• [Material]
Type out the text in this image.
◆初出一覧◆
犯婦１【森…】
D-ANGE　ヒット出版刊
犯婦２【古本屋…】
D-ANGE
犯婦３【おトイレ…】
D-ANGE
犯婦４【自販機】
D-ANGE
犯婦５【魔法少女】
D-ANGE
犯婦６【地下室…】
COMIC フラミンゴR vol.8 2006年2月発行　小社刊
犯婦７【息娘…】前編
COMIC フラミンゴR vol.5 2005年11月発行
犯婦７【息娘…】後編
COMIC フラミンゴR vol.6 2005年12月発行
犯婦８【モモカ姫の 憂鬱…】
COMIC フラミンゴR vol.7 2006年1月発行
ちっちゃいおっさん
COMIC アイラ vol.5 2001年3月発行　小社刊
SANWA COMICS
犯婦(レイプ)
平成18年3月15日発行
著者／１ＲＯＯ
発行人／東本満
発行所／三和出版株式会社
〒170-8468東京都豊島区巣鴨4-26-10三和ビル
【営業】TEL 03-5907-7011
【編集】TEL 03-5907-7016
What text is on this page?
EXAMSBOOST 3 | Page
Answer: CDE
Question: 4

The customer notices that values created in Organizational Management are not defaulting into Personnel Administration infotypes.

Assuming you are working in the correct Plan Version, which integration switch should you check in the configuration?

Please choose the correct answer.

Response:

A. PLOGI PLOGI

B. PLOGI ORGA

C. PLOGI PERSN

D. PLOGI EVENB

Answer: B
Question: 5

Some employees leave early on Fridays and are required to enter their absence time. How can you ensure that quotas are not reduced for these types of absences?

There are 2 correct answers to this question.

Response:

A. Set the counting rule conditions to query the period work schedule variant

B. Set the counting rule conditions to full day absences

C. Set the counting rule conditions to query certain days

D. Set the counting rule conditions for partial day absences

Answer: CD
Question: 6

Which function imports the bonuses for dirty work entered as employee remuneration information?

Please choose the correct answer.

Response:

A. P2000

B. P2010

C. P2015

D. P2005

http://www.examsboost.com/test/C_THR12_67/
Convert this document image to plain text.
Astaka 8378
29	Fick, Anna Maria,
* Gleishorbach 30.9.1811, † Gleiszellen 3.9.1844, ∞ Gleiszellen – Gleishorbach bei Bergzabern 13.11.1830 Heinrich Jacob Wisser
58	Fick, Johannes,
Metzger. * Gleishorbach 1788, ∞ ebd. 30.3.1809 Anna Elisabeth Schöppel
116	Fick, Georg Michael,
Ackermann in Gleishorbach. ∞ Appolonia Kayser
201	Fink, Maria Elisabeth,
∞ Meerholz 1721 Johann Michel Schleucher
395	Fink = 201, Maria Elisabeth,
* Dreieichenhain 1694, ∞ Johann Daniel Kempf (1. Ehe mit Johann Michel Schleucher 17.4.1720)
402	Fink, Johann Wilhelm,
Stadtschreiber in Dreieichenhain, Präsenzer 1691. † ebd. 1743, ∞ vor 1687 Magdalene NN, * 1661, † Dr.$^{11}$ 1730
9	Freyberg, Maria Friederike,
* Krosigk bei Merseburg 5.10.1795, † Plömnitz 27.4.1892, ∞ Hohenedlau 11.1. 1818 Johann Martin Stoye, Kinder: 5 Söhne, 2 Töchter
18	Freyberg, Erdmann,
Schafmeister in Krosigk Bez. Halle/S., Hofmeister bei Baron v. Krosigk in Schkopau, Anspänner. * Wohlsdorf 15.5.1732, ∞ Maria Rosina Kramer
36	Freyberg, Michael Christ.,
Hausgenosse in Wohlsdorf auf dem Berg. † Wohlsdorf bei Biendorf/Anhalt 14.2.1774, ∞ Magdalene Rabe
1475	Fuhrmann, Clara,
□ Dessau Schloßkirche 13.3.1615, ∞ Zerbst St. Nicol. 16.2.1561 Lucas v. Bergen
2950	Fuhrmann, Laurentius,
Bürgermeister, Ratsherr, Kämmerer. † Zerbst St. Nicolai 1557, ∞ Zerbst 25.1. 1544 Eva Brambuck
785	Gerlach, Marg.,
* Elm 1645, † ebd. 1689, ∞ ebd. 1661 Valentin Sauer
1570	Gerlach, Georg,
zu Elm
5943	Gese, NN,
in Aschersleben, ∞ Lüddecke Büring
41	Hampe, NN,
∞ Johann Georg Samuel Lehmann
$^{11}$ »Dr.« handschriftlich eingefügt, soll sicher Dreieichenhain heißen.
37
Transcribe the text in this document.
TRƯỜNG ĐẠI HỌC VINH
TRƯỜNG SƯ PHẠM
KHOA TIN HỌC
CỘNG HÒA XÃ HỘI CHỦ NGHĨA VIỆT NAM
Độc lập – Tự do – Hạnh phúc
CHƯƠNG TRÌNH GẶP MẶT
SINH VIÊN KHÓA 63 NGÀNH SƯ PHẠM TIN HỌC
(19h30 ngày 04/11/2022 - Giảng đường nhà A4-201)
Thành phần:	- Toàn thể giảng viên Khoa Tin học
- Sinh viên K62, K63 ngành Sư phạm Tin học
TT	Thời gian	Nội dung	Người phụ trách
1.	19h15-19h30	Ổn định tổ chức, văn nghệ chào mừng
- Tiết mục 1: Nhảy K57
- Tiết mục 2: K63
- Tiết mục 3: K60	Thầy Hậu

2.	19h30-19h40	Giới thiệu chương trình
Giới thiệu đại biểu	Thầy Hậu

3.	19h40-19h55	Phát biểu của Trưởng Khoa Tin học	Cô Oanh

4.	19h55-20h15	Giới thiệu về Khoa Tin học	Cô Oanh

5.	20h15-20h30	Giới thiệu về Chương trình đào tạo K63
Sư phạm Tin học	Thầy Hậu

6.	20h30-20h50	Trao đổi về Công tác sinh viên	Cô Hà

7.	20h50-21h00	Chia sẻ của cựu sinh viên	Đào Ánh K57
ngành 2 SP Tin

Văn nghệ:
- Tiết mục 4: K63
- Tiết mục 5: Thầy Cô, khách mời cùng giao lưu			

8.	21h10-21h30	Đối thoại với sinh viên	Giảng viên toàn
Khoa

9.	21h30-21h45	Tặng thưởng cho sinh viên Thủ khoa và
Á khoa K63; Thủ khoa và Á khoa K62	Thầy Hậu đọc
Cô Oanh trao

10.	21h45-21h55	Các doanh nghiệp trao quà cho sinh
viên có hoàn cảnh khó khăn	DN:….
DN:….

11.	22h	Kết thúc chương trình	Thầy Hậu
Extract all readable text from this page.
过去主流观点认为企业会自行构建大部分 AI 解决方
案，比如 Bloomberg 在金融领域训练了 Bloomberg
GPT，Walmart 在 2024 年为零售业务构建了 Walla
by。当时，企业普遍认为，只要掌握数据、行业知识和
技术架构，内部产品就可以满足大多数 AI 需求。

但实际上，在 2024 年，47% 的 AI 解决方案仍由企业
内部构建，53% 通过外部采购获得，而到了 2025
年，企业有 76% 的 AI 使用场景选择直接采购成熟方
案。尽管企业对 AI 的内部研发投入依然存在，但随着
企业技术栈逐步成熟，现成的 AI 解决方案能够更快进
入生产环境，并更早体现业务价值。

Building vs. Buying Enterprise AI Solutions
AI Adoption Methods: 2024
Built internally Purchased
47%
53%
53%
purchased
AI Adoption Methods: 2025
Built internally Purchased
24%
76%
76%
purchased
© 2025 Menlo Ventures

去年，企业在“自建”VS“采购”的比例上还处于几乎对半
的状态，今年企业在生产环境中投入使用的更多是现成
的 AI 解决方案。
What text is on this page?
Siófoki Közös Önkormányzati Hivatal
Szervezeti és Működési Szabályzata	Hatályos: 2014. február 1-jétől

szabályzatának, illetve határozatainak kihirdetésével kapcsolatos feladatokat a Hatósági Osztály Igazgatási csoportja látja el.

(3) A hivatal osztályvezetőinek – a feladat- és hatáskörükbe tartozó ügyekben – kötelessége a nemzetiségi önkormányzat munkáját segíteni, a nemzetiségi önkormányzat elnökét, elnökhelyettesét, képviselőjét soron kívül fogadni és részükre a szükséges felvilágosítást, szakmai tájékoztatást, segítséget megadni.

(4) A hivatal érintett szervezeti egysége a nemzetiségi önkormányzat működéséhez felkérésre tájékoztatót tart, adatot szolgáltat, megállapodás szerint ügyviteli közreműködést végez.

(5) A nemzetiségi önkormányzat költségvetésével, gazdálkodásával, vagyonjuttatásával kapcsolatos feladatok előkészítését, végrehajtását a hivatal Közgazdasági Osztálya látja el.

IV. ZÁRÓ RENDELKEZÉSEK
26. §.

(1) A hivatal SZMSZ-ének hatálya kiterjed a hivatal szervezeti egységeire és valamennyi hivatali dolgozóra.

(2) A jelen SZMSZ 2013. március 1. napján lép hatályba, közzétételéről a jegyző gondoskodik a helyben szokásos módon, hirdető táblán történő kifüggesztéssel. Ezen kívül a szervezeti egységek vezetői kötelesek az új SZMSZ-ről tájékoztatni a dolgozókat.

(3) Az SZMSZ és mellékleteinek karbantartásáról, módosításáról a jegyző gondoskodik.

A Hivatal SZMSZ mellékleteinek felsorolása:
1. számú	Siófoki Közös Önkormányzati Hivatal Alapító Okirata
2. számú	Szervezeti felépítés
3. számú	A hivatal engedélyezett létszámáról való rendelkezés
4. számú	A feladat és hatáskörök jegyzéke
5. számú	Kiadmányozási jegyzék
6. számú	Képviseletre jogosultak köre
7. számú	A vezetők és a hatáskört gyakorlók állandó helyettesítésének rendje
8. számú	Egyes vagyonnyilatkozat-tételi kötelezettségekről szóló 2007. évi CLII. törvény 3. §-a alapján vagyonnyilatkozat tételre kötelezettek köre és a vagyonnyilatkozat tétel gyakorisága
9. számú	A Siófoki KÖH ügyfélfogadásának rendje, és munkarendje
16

• [Set problem] Show every line of the records above that contains the word "Maria".

• [Solution to the exercise]
29	Fick, Anna Maria,
201	Fink, Maria Elisabeth,
395	Fink = 201, Maria Elisabeth,
9	Freyberg, Maria Friederike,
Schafmeister in Krosigk Bez. Halle/S., Hofmeister bei Baron v. Krosigk in Schkopau, Anspänner. * Wohlsdorf 15.5.1732, ∞ Maria Rosina Kramer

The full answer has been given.